## Short task
Provide the data again in its entirety, exactly as given.

## Data in this exercise
────────────────────

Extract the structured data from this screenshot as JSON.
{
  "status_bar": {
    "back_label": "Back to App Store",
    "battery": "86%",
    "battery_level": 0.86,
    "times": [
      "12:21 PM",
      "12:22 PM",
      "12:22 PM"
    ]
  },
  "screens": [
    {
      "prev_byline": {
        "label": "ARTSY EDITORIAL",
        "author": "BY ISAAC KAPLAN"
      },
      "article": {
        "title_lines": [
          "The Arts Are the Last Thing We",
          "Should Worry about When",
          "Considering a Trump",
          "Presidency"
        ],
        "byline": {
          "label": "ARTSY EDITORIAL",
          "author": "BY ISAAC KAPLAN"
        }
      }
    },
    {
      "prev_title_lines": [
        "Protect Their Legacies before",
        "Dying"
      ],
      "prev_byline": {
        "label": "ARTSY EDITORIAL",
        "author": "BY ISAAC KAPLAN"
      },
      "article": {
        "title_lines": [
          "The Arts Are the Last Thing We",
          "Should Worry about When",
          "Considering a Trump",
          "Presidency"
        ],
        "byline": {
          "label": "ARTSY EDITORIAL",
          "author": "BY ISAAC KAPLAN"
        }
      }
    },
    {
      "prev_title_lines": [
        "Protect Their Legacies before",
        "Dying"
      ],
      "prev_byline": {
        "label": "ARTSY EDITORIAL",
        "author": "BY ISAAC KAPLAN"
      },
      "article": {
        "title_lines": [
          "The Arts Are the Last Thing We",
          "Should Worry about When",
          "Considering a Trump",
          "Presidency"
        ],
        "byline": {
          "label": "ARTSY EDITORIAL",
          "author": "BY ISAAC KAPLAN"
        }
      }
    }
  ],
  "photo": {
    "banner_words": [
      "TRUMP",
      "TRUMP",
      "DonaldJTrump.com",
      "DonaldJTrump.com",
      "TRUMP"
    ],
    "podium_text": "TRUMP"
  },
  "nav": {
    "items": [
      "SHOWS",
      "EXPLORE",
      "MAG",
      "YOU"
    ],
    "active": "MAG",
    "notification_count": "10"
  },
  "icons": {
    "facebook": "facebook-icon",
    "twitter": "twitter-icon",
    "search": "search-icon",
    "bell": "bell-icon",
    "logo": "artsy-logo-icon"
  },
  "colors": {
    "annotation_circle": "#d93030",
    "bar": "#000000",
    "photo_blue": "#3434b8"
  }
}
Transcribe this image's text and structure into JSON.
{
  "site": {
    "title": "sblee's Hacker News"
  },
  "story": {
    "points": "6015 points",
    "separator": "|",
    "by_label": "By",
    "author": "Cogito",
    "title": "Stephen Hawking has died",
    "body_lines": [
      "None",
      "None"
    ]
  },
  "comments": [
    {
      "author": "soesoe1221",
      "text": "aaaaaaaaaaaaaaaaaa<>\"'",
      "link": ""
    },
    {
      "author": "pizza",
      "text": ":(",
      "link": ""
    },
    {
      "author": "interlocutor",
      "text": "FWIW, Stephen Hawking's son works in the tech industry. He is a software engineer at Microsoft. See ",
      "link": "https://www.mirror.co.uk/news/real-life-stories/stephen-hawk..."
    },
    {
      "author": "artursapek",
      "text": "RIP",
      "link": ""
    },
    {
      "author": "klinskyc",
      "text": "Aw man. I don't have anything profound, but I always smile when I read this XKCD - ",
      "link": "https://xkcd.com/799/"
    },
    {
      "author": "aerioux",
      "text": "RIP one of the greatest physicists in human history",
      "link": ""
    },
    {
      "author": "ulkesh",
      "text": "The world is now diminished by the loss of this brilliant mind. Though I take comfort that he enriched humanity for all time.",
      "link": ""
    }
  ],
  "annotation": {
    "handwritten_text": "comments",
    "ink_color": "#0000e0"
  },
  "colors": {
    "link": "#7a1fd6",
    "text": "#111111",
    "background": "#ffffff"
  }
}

────────────────────

## Exercise result
Extract the structured data from this screenshot as JSON.
{
  "status_bar": {
    "back_label": "Back to App Store",
    "battery": "86%",
    "battery_level": 0.86,
    "times": [
      "12:21 PM",
      "12:22 PM",
      "12:22 PM"
    ]
  },
  "screens": [
    {
      "prev_byline": {
        "label": "ARTSY EDITORIAL",
        "author": "BY ISAAC KAPLAN"
      },
      "article": {
        "title_lines": [
          "The Arts Are the Last Thing We",
          "Should Worry about When",
          "Considering a Trump",
          "Presidency"
        ],
        "byline": {
          "label": "ARTSY EDITORIAL",
          "author": "BY ISAAC KAPLAN"
        }
      }
    },
    {
      "prev_title_lines": [
        "Protect Their Legacies before",
        "Dying"
      ],
      "prev_byline": {
        "label": "ARTSY EDITORIAL",
        "author": "BY ISAAC KAPLAN"
      },
      "article": {
        "title_lines": [
          "The Arts Are the Last Thing We",
          "Should Worry about When",
          "Considering a Trump",
          "Presidency"
        ],
        "byline": {
          "label": "ARTSY EDITORIAL",
          "author": "BY ISAAC KAPLAN"
        }
      }
    },
    {
      "prev_title_lines": [
        "Protect Their Legacies before",
        "Dying"
      ],
      "prev_byline": {
        "label": "ARTSY EDITORIAL",
        "author": "BY ISAAC KAPLAN"
      },
      "article": {
        "title_lines": [
          "The Arts Are the Last Thing We",
          "Should Worry about When",
          "Considering a Trump",
          "Presidency"
        ],
        "byline": {
          "label": "ARTSY EDITORIAL",
          "author": "BY ISAAC KAPLAN"
        }
      }
    }
  ],
  "photo": {
    "banner_words": [
      "TRUMP",
      "TRUMP",
      "DonaldJTrump.com",
      "DonaldJTrump.com",
      "TRUMP"
    ],
    "podium_text": "TRUMP"
  },
  "nav": {
    "items": [
      "SHOWS",
      "EXPLORE",
      "MAG",
      "YOU"
    ],
    "active": "MAG",
    "notification_count": "10"
  },
  "icons": {
    "facebook": "facebook-icon",
    "twitter": "twitter-icon",
    "search": "search-icon",
    "bell": "bell-icon",
    "logo": "artsy-logo-icon"
  },
  "colors": {
    "annotation_circle": "#d93030",
    "bar": "#000000",
    "photo_blue": "#3434b8"
  }
}
Transcribe this image's text and structure into JSON.
{
  "site": {
    "title": "sblee's Hacker News"
  },
  "story": {
    "points": "6015 points",
    "separator": "|",
    "by_label": "By",
    "author": "Cogito",
    "title": "Stephen Hawking has died",
    "body_lines": [
      "None",
      "None"
    ]
  },
  "comments": [
    {
      "author": "soesoe1221",
      "text": "aaaaaaaaaaaaaaaaaa<>\"'",
      "link": ""
    },
    {
      "author": "pizza",
      "text": ":(",
      "link": ""
    },
    {
      "author": "interlocutor",
      "text": "FWIW, Stephen Hawking's son works in the tech industry. He is a software engineer at Microsoft. See ",
      "link": "https://www.mirror.co.uk/news/real-life-stories/stephen-hawk..."
    },
    {
      "author": "artursapek",
      "text": "RIP",
      "link": ""
    },
    {
      "author": "klinskyc",
      "text": "Aw man. I don't have anything profound, but I always smile when I read this XKCD - ",
      "link": "https://xkcd.com/799/"
    },
    {
      "author": "aerioux",
      "text": "RIP one of the greatest physicists in human history",
      "link": ""
    },
    {
      "author": "ulkesh",
      "text": "The world is now diminished by the loss of this brilliant mind. Though I take comfort that he enriched humanity for all time.",
      "link": ""
    }
  ],
  "annotation": {
    "handwritten_text": "comments",
    "ink_color": "#0000e0"
  },
  "colors": {
    "link": "#7a1fd6",
    "text": "#111111",
    "background": "#ffffff"
  }
}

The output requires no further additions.